__GOAL__: Your task is to repeat the records exactly from the line containing "Output a JSON" onward, through the final line.

Dataset records:

· · · · ·

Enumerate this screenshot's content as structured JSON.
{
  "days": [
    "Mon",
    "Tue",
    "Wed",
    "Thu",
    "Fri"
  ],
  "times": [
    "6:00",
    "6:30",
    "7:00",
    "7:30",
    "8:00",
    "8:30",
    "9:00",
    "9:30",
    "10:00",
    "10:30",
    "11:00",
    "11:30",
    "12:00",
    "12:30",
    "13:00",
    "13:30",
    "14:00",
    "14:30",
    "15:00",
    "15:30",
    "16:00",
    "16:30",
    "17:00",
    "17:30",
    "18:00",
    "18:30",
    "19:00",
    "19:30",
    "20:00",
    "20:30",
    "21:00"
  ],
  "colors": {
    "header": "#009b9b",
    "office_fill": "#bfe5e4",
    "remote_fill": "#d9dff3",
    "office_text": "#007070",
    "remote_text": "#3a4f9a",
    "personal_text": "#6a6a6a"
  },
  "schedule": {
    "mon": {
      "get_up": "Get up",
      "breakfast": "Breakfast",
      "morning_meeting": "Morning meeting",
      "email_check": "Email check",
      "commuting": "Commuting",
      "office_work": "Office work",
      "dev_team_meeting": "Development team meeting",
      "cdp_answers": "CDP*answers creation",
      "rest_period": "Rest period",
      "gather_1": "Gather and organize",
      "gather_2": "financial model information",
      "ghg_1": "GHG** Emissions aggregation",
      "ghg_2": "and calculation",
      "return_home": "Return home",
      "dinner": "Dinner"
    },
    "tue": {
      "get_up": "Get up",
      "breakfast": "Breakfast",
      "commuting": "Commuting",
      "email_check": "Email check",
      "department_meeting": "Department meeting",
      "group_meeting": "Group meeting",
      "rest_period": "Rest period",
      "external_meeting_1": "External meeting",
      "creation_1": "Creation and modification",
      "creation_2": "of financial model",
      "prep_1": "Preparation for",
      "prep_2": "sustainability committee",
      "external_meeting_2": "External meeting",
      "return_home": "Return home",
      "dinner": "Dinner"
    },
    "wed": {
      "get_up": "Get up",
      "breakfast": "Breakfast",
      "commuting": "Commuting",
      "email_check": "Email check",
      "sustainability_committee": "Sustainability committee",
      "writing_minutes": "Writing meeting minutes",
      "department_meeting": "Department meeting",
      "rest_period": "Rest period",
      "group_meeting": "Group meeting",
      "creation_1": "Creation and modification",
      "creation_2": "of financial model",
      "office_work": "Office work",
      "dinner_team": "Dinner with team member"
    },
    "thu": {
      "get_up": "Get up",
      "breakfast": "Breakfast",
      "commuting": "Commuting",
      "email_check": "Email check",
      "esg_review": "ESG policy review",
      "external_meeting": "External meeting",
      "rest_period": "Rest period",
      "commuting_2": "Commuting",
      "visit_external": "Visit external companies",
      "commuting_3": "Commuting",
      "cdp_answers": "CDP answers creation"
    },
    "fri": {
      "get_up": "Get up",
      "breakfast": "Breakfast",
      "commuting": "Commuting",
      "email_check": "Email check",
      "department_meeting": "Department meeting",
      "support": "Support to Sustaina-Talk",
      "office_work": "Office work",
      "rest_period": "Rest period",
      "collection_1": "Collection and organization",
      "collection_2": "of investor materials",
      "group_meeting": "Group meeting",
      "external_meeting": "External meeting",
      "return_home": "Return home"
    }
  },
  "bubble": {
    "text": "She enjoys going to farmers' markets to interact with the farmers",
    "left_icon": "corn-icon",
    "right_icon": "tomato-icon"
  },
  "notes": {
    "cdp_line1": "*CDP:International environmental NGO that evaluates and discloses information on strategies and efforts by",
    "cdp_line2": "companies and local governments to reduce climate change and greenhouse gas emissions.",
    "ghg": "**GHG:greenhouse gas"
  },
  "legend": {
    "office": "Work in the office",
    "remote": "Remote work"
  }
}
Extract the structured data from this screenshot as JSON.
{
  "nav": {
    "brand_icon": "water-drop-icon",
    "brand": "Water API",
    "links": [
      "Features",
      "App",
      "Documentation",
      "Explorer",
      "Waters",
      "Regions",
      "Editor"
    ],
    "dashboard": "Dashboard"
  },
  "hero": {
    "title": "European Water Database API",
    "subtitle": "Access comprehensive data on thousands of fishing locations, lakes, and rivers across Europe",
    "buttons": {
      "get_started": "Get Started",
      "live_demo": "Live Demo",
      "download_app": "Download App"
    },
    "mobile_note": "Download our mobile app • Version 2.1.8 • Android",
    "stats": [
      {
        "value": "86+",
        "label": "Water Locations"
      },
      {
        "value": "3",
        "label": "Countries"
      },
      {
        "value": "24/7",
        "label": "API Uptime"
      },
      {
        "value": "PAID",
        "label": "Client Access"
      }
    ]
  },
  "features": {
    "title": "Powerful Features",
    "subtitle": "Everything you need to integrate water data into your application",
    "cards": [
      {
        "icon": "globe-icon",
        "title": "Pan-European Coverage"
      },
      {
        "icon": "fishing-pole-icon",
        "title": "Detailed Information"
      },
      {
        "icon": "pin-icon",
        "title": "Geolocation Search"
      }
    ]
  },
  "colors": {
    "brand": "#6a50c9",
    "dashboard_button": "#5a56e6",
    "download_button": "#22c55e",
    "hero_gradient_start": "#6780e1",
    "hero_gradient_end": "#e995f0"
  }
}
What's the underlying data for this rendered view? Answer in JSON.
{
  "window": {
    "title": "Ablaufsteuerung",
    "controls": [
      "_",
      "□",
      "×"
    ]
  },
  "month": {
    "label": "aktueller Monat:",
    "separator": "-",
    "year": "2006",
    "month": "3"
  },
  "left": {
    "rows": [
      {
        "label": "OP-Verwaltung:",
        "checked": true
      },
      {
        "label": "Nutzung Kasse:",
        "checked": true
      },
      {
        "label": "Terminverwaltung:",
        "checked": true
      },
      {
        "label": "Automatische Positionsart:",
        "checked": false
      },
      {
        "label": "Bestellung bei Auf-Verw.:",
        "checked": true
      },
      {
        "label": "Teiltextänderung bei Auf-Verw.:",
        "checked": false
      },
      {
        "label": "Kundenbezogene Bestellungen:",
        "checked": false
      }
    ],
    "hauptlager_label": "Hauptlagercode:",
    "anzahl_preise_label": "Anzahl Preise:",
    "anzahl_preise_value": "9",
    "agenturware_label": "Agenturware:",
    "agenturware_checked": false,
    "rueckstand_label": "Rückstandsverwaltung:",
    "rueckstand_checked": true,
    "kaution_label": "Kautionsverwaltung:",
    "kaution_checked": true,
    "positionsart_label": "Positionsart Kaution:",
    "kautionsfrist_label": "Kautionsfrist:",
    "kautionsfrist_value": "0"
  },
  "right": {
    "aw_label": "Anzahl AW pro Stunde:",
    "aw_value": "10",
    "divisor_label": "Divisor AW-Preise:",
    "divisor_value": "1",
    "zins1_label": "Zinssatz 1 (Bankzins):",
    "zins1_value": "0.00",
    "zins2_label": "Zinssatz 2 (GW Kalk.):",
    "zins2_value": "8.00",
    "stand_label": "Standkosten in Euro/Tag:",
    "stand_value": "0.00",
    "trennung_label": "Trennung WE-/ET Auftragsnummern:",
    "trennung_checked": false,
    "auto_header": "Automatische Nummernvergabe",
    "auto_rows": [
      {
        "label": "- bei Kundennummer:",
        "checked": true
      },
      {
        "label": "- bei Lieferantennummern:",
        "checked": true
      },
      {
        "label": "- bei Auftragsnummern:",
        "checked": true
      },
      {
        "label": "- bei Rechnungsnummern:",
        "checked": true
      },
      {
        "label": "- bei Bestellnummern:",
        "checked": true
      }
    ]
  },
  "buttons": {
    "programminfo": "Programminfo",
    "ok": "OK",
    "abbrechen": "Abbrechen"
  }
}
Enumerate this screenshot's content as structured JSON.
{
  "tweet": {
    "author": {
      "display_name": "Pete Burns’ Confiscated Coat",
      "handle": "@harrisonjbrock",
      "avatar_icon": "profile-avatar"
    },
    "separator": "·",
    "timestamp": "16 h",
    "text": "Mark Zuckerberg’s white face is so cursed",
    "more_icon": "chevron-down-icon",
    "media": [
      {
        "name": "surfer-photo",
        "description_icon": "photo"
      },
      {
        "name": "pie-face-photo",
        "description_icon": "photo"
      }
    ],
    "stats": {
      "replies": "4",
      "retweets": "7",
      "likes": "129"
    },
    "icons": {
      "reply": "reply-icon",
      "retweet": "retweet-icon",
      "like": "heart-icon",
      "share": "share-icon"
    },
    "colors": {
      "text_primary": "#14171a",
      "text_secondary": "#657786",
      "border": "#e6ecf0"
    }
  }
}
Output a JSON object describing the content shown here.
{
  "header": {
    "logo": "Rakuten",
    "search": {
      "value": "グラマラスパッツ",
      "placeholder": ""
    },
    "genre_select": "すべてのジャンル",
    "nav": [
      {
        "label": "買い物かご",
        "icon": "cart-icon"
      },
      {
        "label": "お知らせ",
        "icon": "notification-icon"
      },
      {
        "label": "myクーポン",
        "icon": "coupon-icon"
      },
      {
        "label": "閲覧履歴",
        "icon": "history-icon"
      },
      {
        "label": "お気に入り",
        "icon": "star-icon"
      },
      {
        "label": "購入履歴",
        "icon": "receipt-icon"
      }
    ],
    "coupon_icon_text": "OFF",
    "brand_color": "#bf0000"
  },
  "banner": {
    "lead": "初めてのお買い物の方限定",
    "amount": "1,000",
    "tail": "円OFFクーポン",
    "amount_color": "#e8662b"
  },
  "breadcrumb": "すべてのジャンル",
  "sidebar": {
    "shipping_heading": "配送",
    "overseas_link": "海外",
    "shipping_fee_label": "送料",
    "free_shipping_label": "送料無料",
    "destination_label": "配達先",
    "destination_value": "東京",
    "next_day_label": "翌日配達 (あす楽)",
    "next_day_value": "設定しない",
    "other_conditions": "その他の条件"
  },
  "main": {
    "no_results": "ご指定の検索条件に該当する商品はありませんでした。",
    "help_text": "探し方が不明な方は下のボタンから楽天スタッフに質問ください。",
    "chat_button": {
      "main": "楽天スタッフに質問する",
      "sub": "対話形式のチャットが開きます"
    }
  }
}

· · · · ·

__TASK SOLUTION__:
Output a JSON object describing the content shown here.
{
  "header": {
    "logo": "Rakuten",
    "search": {
      "value": "グラマラスパッツ",
      "placeholder": ""
    },
    "genre_select": "すべてのジャンル",
    "nav": [
      {
        "label": "買い物かご",
        "icon": "cart-icon"
      },
      {
        "label": "お知らせ",
        "icon": "notification-icon"
      },
      {
        "label": "myクーポン",
        "icon": "coupon-icon"
      },
      {
        "label": "閲覧履歴",
        "icon": "history-icon"
      },
      {
        "label": "お気に入り",
        "icon": "star-icon"
      },
      {
        "label": "購入履歴",
        "icon": "receipt-icon"
      }
    ],
    "coupon_icon_text": "OFF",
    "brand_color": "#bf0000"
  },
  "banner": {
    "lead": "初めてのお買い物の方限定",
    "amount": "1,000",
    "tail": "円OFFクーポン",
    "amount_color": "#e8662b"
  },
  "breadcrumb": "すべてのジャンル",
  "sidebar": {
    "shipping_heading": "配送",
    "overseas_link": "海外",
    "shipping_fee_label": "送料",
    "free_shipping_label": "送料無料",
    "destination_label": "配達先",
    "destination_value": "東京",
    "next_day_label": "翌日配達 (あす楽)",
    "next_day_value": "設定しない",
    "other_conditions": "その他の条件"
  },
  "main": {
    "no_results": "ご指定の検索条件に該当する商品はありませんでした。",
    "help_text": "探し方が不明な方は下のボタンから楽天スタッフに質問ください。",
    "chat_button": {
      "main": "楽天スタッフに質問する",
      "sub": "対話形式のチャットが開きます"
    }
  }
}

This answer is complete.